Copy each line that contains the string "Magnisia".

(Lines of data)
· · ·

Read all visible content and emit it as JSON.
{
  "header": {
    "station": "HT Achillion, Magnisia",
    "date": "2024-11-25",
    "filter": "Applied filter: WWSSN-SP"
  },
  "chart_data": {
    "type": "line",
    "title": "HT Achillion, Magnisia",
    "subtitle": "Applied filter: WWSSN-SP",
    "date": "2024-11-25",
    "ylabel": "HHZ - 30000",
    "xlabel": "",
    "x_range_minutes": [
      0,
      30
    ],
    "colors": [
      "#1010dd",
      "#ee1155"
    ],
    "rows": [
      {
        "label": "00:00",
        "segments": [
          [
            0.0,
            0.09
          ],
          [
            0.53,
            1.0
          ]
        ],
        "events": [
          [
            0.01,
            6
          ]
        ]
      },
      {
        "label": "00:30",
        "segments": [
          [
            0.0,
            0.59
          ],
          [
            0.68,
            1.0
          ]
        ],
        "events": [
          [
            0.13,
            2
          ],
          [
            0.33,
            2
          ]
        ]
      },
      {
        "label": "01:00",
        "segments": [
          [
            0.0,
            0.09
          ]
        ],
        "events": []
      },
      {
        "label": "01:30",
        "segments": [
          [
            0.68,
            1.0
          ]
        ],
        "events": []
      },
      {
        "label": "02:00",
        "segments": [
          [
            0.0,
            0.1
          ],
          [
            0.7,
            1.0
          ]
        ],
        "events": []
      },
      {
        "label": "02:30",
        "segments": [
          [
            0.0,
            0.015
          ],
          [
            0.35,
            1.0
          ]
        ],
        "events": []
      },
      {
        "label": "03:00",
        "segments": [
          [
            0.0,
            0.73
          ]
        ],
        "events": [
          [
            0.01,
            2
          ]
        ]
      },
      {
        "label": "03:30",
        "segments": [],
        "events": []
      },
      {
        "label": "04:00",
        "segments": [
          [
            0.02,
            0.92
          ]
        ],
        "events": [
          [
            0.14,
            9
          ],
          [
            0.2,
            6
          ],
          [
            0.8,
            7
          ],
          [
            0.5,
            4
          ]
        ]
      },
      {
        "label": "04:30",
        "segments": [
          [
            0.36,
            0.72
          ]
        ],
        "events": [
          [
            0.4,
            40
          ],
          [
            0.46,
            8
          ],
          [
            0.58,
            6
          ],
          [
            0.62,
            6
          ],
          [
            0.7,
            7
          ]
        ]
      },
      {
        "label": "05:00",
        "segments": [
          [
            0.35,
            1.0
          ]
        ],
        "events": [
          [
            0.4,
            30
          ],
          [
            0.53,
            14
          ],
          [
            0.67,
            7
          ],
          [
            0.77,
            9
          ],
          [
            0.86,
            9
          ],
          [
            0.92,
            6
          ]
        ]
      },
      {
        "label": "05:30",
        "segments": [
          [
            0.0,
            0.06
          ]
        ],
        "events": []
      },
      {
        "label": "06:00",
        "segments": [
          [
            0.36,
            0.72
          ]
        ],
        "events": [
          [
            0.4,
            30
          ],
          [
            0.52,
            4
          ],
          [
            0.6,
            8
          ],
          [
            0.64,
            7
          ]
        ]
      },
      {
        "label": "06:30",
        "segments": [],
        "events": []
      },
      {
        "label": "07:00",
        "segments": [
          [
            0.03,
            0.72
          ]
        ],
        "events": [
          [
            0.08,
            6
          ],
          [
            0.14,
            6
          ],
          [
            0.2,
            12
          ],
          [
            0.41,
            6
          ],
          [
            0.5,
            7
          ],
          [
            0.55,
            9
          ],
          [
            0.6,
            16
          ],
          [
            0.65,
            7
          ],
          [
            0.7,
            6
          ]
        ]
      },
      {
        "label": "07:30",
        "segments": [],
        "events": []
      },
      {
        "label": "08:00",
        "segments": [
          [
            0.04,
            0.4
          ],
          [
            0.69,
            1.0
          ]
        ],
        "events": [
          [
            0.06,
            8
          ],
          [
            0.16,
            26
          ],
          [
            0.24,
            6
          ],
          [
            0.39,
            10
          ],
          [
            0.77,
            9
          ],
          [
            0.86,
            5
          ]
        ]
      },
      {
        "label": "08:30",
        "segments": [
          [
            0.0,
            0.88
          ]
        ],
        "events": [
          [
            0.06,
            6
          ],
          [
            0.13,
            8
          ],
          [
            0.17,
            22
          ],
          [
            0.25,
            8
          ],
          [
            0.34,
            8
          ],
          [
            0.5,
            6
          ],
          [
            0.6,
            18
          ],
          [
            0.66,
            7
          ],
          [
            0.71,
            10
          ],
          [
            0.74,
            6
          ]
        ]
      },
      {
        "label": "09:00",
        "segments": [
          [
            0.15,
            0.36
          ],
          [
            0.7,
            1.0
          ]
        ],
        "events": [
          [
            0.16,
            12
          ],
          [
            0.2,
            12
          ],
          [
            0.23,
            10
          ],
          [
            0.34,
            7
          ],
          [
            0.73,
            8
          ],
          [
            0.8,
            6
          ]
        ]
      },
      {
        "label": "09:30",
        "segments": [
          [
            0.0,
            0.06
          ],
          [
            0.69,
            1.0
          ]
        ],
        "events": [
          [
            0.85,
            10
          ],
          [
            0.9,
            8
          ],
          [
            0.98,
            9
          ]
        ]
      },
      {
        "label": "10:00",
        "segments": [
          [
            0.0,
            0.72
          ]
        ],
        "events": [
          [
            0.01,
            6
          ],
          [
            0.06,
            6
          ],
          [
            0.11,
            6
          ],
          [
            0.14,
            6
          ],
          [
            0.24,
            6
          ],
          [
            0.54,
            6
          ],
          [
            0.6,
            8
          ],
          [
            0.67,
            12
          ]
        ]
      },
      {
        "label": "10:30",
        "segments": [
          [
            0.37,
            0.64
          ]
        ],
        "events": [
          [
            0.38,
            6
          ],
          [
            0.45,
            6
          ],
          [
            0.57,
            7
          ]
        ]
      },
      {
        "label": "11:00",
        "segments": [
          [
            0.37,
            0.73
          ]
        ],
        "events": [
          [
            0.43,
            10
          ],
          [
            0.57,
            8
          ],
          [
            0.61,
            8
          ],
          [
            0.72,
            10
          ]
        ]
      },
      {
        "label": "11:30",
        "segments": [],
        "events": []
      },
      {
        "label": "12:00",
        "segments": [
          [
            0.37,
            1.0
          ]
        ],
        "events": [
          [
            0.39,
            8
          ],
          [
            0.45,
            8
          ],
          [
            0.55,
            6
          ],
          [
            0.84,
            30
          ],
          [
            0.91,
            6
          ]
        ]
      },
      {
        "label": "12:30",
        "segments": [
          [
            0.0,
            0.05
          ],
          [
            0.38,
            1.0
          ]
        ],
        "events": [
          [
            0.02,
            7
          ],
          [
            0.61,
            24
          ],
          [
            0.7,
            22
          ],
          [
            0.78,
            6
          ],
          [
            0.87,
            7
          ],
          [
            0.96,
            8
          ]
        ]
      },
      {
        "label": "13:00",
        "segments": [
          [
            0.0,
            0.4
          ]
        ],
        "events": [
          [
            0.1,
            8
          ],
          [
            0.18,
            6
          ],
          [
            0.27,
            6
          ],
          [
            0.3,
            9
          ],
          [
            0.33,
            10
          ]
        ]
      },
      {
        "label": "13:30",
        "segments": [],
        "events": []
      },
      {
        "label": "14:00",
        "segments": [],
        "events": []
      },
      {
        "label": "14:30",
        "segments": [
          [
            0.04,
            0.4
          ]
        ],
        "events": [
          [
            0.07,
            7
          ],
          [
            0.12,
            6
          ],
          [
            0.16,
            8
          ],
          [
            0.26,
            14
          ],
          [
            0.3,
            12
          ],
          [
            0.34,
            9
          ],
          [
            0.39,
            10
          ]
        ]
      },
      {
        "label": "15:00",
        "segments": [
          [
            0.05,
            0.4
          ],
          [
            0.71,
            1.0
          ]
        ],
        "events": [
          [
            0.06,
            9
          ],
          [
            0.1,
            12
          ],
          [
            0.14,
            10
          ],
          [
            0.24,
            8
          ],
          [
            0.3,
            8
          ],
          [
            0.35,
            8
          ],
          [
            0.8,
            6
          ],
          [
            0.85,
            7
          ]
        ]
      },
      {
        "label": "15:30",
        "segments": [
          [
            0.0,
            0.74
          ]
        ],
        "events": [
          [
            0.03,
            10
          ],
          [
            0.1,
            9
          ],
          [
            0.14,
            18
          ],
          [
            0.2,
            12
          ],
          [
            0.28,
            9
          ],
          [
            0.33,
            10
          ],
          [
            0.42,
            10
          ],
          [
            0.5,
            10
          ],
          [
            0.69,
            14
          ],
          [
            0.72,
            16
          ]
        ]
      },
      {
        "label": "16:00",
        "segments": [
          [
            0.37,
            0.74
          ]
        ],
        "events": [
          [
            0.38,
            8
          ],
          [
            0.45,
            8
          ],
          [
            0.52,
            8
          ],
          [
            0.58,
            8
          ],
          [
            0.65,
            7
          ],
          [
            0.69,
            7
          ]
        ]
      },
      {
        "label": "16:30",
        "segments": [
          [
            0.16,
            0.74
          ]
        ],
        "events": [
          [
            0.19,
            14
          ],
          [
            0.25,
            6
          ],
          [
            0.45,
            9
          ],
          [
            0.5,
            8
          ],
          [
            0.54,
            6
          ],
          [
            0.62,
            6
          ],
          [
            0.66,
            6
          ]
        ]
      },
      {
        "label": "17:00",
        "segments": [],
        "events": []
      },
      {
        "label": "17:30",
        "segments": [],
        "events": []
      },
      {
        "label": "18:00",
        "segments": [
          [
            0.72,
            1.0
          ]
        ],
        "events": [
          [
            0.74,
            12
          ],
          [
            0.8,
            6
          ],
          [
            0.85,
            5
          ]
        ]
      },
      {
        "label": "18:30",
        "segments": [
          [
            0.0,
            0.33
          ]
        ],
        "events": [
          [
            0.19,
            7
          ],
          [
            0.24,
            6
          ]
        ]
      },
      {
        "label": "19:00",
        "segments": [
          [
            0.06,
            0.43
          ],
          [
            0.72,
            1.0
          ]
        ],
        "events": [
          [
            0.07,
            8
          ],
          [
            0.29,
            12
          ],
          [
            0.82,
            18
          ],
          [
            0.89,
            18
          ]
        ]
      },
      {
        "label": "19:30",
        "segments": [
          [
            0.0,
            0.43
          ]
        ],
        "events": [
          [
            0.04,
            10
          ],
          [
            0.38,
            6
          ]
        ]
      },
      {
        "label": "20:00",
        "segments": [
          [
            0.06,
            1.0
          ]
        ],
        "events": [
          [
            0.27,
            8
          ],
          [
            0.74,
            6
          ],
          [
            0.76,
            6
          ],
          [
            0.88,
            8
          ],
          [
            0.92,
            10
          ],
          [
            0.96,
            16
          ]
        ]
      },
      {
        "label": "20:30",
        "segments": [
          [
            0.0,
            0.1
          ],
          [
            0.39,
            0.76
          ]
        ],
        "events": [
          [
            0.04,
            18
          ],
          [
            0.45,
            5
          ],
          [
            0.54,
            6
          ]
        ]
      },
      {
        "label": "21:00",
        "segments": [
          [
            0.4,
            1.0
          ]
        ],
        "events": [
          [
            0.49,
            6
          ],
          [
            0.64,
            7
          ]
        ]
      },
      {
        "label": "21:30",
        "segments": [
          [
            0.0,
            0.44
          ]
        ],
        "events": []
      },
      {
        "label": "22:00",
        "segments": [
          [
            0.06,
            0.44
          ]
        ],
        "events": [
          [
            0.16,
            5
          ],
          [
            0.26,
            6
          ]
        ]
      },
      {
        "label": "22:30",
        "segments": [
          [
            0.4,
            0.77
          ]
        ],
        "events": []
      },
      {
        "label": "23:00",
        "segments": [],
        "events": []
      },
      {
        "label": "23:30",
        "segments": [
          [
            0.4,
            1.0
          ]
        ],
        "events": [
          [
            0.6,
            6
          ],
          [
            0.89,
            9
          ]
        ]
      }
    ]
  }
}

· · ·

> [Result of this task]
    "station": "HT Achillion, Magnisia",
    "title": "HT Achillion, Magnisia",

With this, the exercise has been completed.